## [DATA LINES]
/---
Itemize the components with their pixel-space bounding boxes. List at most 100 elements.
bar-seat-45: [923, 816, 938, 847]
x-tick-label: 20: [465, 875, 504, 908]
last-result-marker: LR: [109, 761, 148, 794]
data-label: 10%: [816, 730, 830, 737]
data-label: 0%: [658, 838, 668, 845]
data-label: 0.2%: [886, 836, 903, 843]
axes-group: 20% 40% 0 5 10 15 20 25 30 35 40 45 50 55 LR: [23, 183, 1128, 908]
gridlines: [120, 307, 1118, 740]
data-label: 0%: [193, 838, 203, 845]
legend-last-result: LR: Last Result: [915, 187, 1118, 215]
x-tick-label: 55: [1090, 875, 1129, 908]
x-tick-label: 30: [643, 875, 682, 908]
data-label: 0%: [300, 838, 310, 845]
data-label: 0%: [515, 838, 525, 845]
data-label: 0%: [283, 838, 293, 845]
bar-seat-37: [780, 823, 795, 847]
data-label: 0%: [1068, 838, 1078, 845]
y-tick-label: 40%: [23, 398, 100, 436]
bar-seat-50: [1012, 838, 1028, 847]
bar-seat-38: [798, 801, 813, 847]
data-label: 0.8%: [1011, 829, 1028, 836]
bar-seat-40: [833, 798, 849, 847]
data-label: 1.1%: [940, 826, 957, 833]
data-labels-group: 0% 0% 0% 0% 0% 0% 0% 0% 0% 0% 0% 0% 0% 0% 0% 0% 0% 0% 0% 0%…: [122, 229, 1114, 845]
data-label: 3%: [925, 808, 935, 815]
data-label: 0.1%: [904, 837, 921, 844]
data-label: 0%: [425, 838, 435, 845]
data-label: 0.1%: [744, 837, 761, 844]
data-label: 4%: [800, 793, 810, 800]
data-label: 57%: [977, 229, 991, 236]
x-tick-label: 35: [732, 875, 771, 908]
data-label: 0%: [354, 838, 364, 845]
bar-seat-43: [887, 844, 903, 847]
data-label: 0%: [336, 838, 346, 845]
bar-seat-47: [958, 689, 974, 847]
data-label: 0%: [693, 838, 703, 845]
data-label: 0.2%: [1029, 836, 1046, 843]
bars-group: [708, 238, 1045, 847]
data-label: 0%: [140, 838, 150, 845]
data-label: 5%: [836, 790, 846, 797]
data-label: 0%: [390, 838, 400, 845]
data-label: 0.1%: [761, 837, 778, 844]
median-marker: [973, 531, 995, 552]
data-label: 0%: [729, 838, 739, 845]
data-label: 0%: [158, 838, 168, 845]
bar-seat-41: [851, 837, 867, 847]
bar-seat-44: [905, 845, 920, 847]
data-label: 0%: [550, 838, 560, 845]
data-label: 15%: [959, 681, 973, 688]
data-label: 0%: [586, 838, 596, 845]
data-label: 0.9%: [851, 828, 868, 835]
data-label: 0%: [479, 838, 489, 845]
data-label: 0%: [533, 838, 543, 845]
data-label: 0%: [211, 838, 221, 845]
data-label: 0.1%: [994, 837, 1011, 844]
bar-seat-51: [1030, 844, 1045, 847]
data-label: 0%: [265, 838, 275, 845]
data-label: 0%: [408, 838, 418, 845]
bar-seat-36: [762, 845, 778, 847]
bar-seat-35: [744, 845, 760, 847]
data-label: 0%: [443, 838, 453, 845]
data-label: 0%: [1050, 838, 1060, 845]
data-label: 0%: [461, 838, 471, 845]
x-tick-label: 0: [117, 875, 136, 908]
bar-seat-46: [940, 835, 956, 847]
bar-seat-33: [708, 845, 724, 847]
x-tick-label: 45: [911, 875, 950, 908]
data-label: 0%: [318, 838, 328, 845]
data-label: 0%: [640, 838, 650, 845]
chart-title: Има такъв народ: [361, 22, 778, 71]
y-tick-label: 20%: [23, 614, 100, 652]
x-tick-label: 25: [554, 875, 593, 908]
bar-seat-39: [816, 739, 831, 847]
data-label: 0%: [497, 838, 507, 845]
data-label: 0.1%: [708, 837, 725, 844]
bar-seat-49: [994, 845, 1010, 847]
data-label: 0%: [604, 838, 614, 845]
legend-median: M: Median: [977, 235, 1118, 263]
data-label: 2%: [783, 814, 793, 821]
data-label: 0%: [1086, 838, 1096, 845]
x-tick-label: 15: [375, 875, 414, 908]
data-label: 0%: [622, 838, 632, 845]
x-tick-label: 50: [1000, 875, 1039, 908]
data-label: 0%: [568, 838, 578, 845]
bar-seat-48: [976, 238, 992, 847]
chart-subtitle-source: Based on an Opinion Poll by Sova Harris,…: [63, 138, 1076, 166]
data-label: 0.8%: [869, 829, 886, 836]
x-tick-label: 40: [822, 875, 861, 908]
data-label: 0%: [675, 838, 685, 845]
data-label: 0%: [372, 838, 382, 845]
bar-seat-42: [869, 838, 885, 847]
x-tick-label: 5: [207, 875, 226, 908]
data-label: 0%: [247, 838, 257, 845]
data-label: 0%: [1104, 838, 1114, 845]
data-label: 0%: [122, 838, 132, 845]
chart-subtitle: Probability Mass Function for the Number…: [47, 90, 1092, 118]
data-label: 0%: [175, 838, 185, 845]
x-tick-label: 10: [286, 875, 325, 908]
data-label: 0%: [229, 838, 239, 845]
\---
Repeat all of the lines above word for word, changing nothing.

## [THE OUTPUT]
Itemize the components with their pixel-space bounding boxes. List at most 100 elements.
bar-seat-45: [923, 816, 938, 847]
x-tick-label: 20: [465, 875, 504, 908]
last-result-marker: LR: [109, 761, 148, 794]
data-label: 10%: [816, 730, 830, 737]
data-label: 0%: [658, 838, 668, 845]
data-label: 0.2%: [886, 836, 903, 843]
axes-group: 20% 40% 0 5 10 15 20 25 30 35 40 45 50 55 LR: [23, 183, 1128, 908]
gridlines: [120, 307, 1118, 740]
data-label: 0%: [193, 838, 203, 845]
legend-last-result: LR: Last Result: [915, 187, 1118, 215]
x-tick-label: 55: [1090, 875, 1129, 908]
x-tick-label: 30: [643, 875, 682, 908]
data-label: 0%: [300, 838, 310, 845]
data-label: 0%: [515, 838, 525, 845]
data-label: 0%: [283, 838, 293, 845]
bar-seat-37: [780, 823, 795, 847]
data-label: 0%: [1068, 838, 1078, 845]
y-tick-label: 40%: [23, 398, 100, 436]
bar-seat-50: [1012, 838, 1028, 847]
bar-seat-38: [798, 801, 813, 847]
data-label: 0.8%: [1011, 829, 1028, 836]
bar-seat-40: [833, 798, 849, 847]
data-label: 1.1%: [940, 826, 957, 833]
data-labels-group: 0% 0% 0% 0% 0% 0% 0% 0% 0% 0% 0% 0% 0% 0% 0% 0% 0% 0% 0% 0%…: [122, 229, 1114, 845]
data-label: 3%: [925, 808, 935, 815]
data-label: 0.1%: [904, 837, 921, 844]
data-label: 0%: [425, 838, 435, 845]
data-label: 0.1%: [744, 837, 761, 844]
data-label: 4%: [800, 793, 810, 800]
data-label: 57%: [977, 229, 991, 236]
x-tick-label: 35: [732, 875, 771, 908]
data-label: 0%: [354, 838, 364, 845]
bar-seat-43: [887, 844, 903, 847]
data-label: 0%: [336, 838, 346, 845]
bar-seat-47: [958, 689, 974, 847]
data-label: 0%: [693, 838, 703, 845]
data-label: 0.2%: [1029, 836, 1046, 843]
bars-group: [708, 238, 1045, 847]
data-label: 0%: [140, 838, 150, 845]
data-label: 5%: [836, 790, 846, 797]
data-label: 0%: [390, 838, 400, 845]
data-label: 0.1%: [761, 837, 778, 844]
median-marker: [973, 531, 995, 552]
data-label: 0%: [729, 838, 739, 845]
data-label: 0%: [158, 838, 168, 845]
bar-seat-41: [851, 837, 867, 847]
bar-seat-44: [905, 845, 920, 847]
data-label: 0%: [550, 838, 560, 845]
data-label: 15%: [959, 681, 973, 688]
data-label: 0%: [586, 838, 596, 845]
data-label: 0.9%: [851, 828, 868, 835]
data-label: 0%: [479, 838, 489, 845]
data-label: 0%: [533, 838, 543, 845]
data-label: 0%: [211, 838, 221, 845]
data-label: 0.1%: [994, 837, 1011, 844]
bar-seat-51: [1030, 844, 1045, 847]
data-label: 0%: [265, 838, 275, 845]
data-label: 0%: [408, 838, 418, 845]
bar-seat-36: [762, 845, 778, 847]
bar-seat-35: [744, 845, 760, 847]
data-label: 0%: [443, 838, 453, 845]
data-label: 0%: [1050, 838, 1060, 845]
data-label: 0%: [461, 838, 471, 845]
x-tick-label: 0: [117, 875, 136, 908]
bar-seat-46: [940, 835, 956, 847]
bar-seat-33: [708, 845, 724, 847]
x-tick-label: 45: [911, 875, 950, 908]
data-label: 0%: [318, 838, 328, 845]
data-label: 0%: [640, 838, 650, 845]
chart-title: Има такъв народ: [361, 22, 778, 71]
y-tick-label: 20%: [23, 614, 100, 652]
x-tick-label: 25: [554, 875, 593, 908]
bar-seat-39: [816, 739, 831, 847]
data-label: 0%: [497, 838, 507, 845]
data-label: 0.1%: [708, 837, 725, 844]
bar-seat-49: [994, 845, 1010, 847]
data-label: 0%: [604, 838, 614, 845]
legend-median: M: Median: [977, 235, 1118, 263]
data-label: 2%: [783, 814, 793, 821]
data-label: 0%: [1086, 838, 1096, 845]
x-tick-label: 15: [375, 875, 414, 908]
data-label: 0%: [622, 838, 632, 845]
x-tick-label: 50: [1000, 875, 1039, 908]
data-label: 0%: [568, 838, 578, 845]
bar-seat-48: [976, 238, 992, 847]
chart-subtitle-source: Based on an Opinion Poll by Sova Harris,…: [63, 138, 1076, 166]
data-label: 0.8%: [869, 829, 886, 836]
x-tick-label: 40: [822, 875, 861, 908]
data-label: 0%: [675, 838, 685, 845]
data-label: 0%: [372, 838, 382, 845]
bar-seat-42: [869, 838, 885, 847]
x-tick-label: 5: [207, 875, 226, 908]
data-label: 0%: [247, 838, 257, 845]
data-label: 0%: [1104, 838, 1114, 845]
data-label: 0%: [122, 838, 132, 845]
chart-subtitle: Probability Mass Function for the Number…: [47, 90, 1092, 118]
data-label: 0%: [175, 838, 185, 845]
x-tick-label: 10: [286, 875, 325, 908]
data-label: 0%: [229, 838, 239, 845]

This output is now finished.